INPUT —
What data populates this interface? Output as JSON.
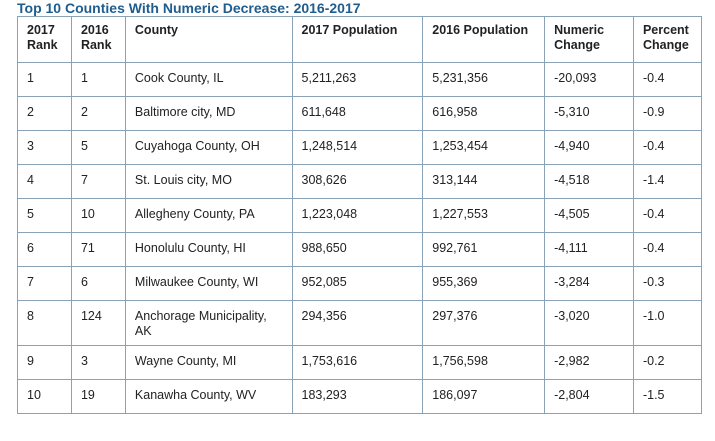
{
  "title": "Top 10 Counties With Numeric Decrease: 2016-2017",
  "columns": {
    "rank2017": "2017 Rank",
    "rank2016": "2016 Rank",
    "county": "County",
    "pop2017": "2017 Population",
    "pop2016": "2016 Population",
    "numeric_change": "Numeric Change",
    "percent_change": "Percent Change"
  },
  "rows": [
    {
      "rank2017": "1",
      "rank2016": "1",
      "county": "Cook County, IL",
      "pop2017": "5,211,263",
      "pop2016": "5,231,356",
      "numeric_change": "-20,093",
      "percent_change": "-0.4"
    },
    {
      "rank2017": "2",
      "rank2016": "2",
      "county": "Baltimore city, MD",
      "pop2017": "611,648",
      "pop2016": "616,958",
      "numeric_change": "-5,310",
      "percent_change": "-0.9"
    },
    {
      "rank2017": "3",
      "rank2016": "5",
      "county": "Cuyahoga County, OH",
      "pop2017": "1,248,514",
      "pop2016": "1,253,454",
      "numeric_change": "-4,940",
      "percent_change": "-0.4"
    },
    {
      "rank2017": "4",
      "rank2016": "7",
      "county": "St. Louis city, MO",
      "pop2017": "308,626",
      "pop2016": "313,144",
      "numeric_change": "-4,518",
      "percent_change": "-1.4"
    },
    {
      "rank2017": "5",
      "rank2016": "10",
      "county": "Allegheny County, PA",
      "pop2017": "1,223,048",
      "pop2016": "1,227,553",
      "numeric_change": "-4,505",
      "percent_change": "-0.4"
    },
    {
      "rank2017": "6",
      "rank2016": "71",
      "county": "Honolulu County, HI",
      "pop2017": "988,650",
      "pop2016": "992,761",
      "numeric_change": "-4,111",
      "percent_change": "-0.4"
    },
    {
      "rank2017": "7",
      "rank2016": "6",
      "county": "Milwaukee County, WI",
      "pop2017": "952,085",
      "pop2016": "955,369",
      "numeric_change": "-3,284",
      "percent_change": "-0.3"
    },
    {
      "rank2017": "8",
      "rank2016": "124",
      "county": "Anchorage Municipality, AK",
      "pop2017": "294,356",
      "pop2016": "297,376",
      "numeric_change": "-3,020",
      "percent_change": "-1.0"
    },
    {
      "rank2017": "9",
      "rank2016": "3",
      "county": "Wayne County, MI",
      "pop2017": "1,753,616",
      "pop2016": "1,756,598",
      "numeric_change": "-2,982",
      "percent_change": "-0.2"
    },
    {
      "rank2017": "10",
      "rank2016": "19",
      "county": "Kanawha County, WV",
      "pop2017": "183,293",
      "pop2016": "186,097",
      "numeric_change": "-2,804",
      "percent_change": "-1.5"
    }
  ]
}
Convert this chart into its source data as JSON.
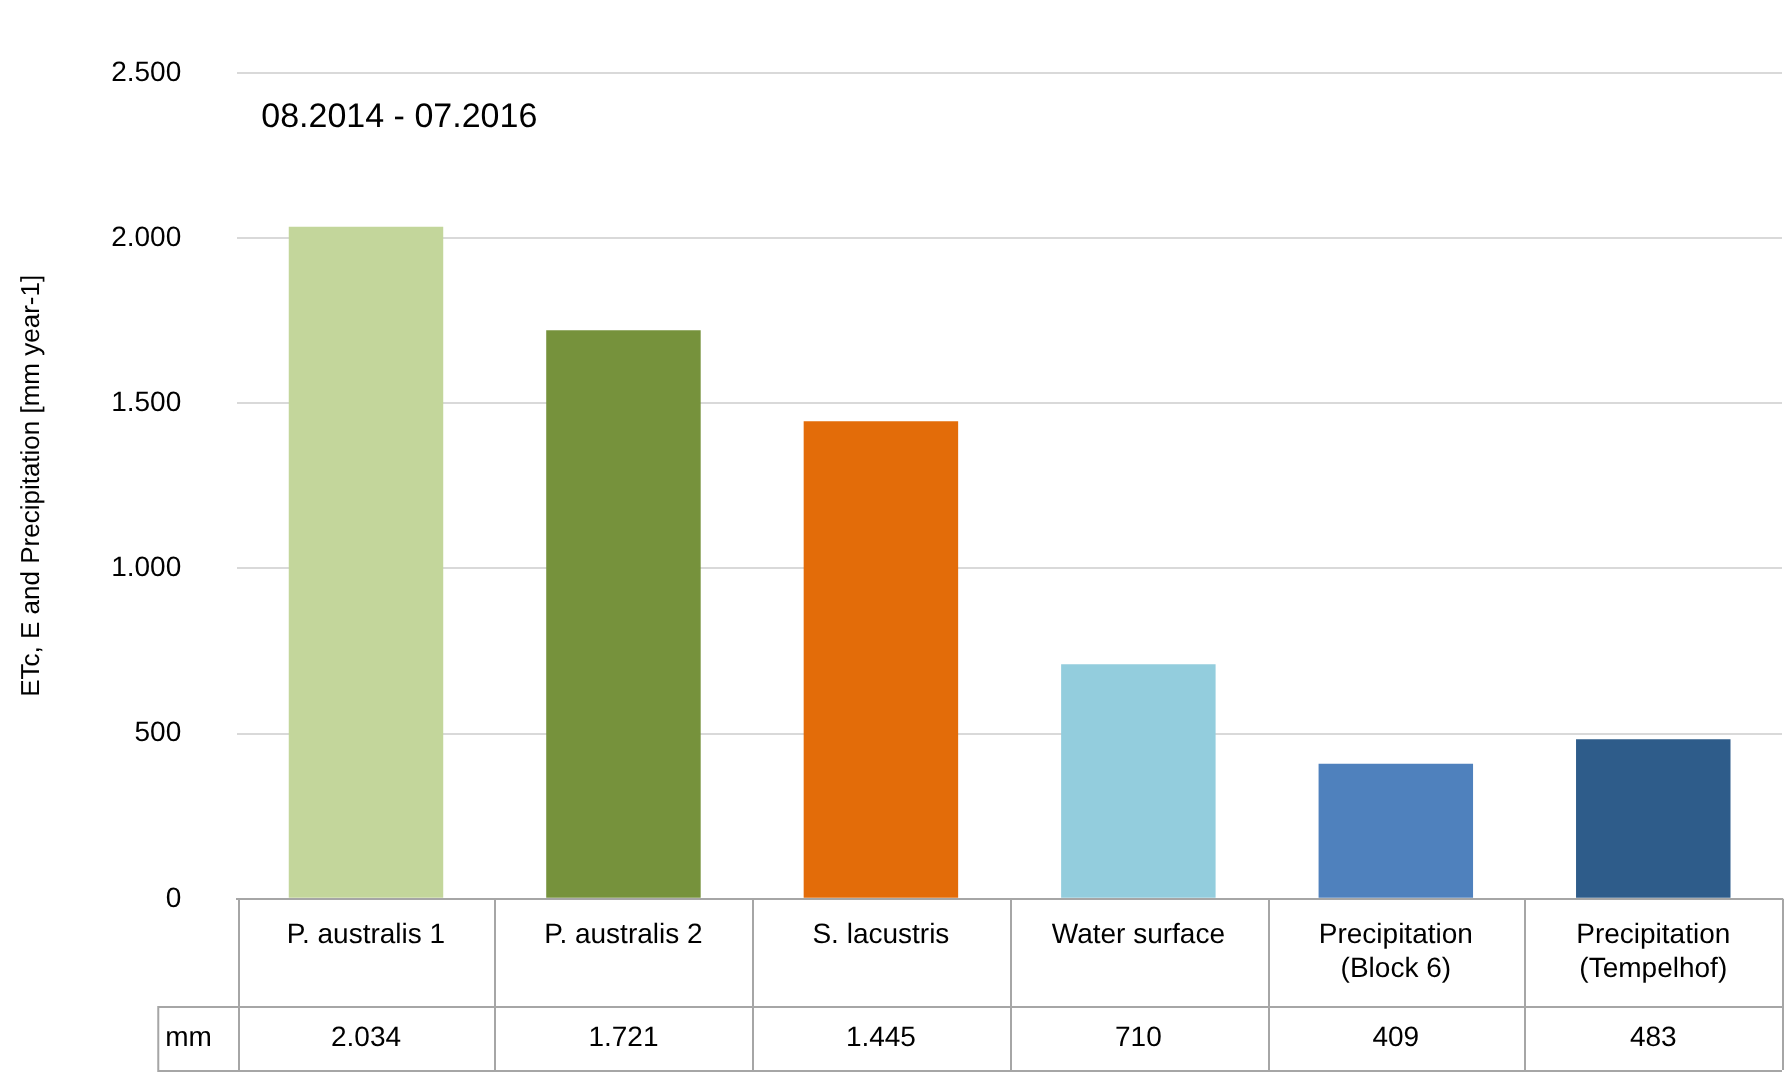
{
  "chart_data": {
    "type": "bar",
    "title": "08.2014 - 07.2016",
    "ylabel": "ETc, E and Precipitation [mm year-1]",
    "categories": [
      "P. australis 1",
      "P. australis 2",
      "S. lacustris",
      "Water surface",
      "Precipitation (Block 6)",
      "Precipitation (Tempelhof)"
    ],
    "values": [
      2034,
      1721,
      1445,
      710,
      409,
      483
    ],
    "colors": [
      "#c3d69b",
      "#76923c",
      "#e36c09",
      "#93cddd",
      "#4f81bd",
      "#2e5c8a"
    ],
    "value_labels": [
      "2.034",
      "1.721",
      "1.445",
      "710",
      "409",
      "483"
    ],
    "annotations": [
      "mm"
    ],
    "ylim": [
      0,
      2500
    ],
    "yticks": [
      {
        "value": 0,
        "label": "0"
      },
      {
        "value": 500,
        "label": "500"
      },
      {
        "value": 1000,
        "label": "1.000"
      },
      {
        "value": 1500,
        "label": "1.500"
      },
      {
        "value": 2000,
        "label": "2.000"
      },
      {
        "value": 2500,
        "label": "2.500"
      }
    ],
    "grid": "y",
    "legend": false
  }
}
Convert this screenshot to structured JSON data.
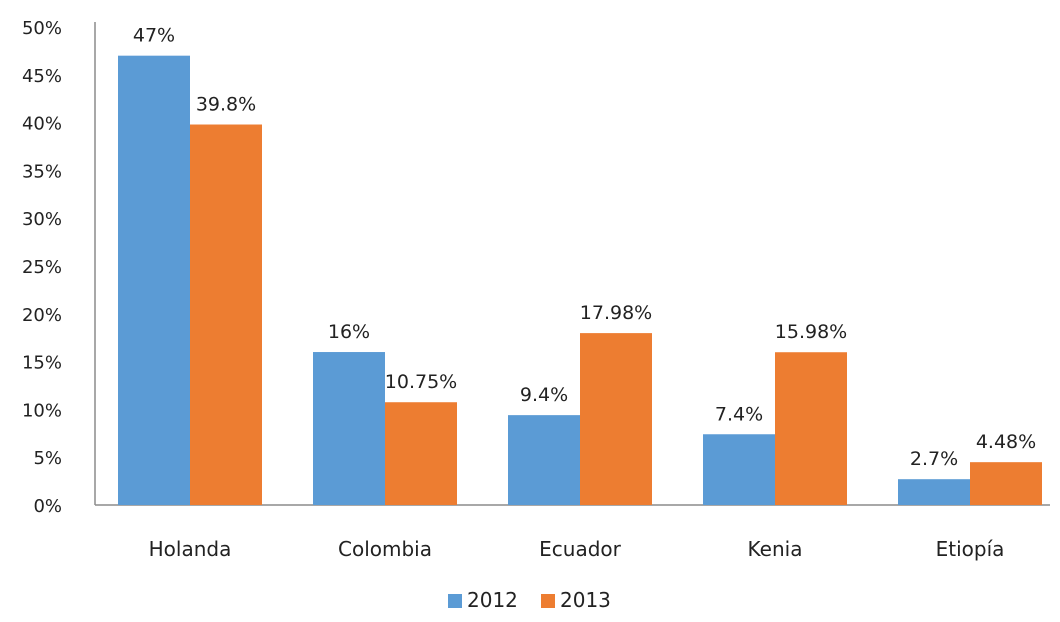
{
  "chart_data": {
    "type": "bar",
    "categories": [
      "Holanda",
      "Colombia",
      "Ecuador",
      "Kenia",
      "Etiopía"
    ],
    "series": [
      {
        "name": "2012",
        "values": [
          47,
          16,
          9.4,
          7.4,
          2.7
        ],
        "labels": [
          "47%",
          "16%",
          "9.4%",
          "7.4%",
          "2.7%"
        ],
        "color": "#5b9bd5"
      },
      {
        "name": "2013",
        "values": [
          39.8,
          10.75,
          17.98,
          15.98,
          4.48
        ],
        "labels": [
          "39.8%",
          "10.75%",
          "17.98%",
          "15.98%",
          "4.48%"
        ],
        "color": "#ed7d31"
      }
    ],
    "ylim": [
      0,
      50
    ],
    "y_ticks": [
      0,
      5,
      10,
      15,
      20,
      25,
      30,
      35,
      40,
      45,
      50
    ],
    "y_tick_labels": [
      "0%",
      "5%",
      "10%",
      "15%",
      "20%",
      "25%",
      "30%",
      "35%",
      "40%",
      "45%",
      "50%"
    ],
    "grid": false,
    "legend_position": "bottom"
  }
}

WORK INSTRUCTIONS — Take the records above and transcribe them exactly, dropping every picture.

CORRECT OUTPUT —
What data populates this interface? Output as JSON.
{
  "title": "Top 10 Counties With Numeric Decrease: 2016-2017",
  "columns": {
    "rank2017": "2017 Rank",
    "rank2016": "2016 Rank",
    "county": "County",
    "pop2017": "2017 Population",
    "pop2016": "2016 Population",
    "numeric_change": "Numeric Change",
    "percent_change": "Percent Change"
  },
  "rows": [
    {
      "rank2017": "1",
      "rank2016": "1",
      "county": "Cook County, IL",
      "pop2017": "5,211,263",
      "pop2016": "5,231,356",
      "numeric_change": "-20,093",
      "percent_change": "-0.4"
    },
    {
      "rank2017": "2",
      "rank2016": "2",
      "county": "Baltimore city, MD",
      "pop2017": "611,648",
      "pop2016": "616,958",
      "numeric_change": "-5,310",
      "percent_change": "-0.9"
    },
    {
      "rank2017": "3",
      "rank2016": "5",
      "county": "Cuyahoga County, OH",
      "pop2017": "1,248,514",
      "pop2016": "1,253,454",
      "numeric_change": "-4,940",
      "percent_change": "-0.4"
    },
    {
      "rank2017": "4",
      "rank2016": "7",
      "county": "St. Louis city, MO",
      "pop2017": "308,626",
      "pop2016": "313,144",
      "numeric_change": "-4,518",
      "percent_change": "-1.4"
    },
    {
      "rank2017": "5",
      "rank2016": "10",
      "county": "Allegheny County, PA",
      "pop2017": "1,223,048",
      "pop2016": "1,227,553",
      "numeric_change": "-4,505",
      "percent_change": "-0.4"
    },
    {
      "rank2017": "6",
      "rank2016": "71",
      "county": "Honolulu County, HI",
      "pop2017": "988,650",
      "pop2016": "992,761",
      "numeric_change": "-4,111",
      "percent_change": "-0.4"
    },
    {
      "rank2017": "7",
      "rank2016": "6",
      "county": "Milwaukee County, WI",
      "pop2017": "952,085",
      "pop2016": "955,369",
      "numeric_change": "-3,284",
      "percent_change": "-0.3"
    },
    {
      "rank2017": "8",
      "rank2016": "124",
      "county": "Anchorage Municipality, AK",
      "pop2017": "294,356",
      "pop2016": "297,376",
      "numeric_change": "-3,020",
      "percent_change": "-1.0"
    },
    {
      "rank2017": "9",
      "rank2016": "3",
      "county": "Wayne County, MI",
      "pop2017": "1,753,616",
      "pop2016": "1,756,598",
      "numeric_change": "-2,982",
      "percent_change": "-0.2"
    },
    {
      "rank2017": "10",
      "rank2016": "19",
      "county": "Kanawha County, WV",
      "pop2017": "183,293",
      "pop2016": "186,097",
      "numeric_change": "-2,804",
      "percent_change": "-1.5"
    }
  ]
}
Convert this chart into its source data as JSON.
{
  "chart_data": {
    "type": "bar",
    "title": "08.2014 - 07.2016",
    "ylabel": "ETc, E and Precipitation [mm year-1]",
    "categories": [
      "P. australis 1",
      "P. australis 2",
      "S. lacustris",
      "Water surface",
      "Precipitation (Block 6)",
      "Precipitation (Tempelhof)"
    ],
    "values": [
      2034,
      1721,
      1445,
      710,
      409,
      483
    ],
    "colors": [
      "#c3d69b",
      "#76923c",
      "#e36c09",
      "#93cddd",
      "#4f81bd",
      "#2e5c8a"
    ],
    "value_labels": [
      "2.034",
      "1.721",
      "1.445",
      "710",
      "409",
      "483"
    ],
    "annotations": [
      "mm"
    ],
    "ylim": [
      0,
      2500
    ],
    "yticks": [
      {
        "value": 0,
        "label": "0"
      },
      {
        "value": 500,
        "label": "500"
      },
      {
        "value": 1000,
        "label": "1.000"
      },
      {
        "value": 1500,
        "label": "1.500"
      },
      {
        "value": 2000,
        "label": "2.000"
      },
      {
        "value": 2500,
        "label": "2.500"
      }
    ],
    "grid": "y",
    "legend": false
  }
}
Convert this screenshot to structured JSON data.
{
  "chart_data": {
    "type": "bar",
    "categories": [
      "Holanda",
      "Colombia",
      "Ecuador",
      "Kenia",
      "Etiopía"
    ],
    "series": [
      {
        "name": "2012",
        "values": [
          47,
          16,
          9.4,
          7.4,
          2.7
        ],
        "labels": [
          "47%",
          "16%",
          "9.4%",
          "7.4%",
          "2.7%"
        ],
        "color": "#5b9bd5"
      },
      {
        "name": "2013",
        "values": [
          39.8,
          10.75,
          17.98,
          15.98,
          4.48
        ],
        "labels": [
          "39.8%",
          "10.75%",
          "17.98%",
          "15.98%",
          "4.48%"
        ],
        "color": "#ed7d31"
      }
    ],
    "ylim": [
      0,
      50
    ],
    "y_ticks": [
      0,
      5,
      10,
      15,
      20,
      25,
      30,
      35,
      40,
      45,
      50
    ],
    "y_tick_labels": [
      "0%",
      "5%",
      "10%",
      "15%",
      "20%",
      "25%",
      "30%",
      "35%",
      "40%",
      "45%",
      "50%"
    ],
    "grid": false,
    "legend_position": "bottom"
  }
}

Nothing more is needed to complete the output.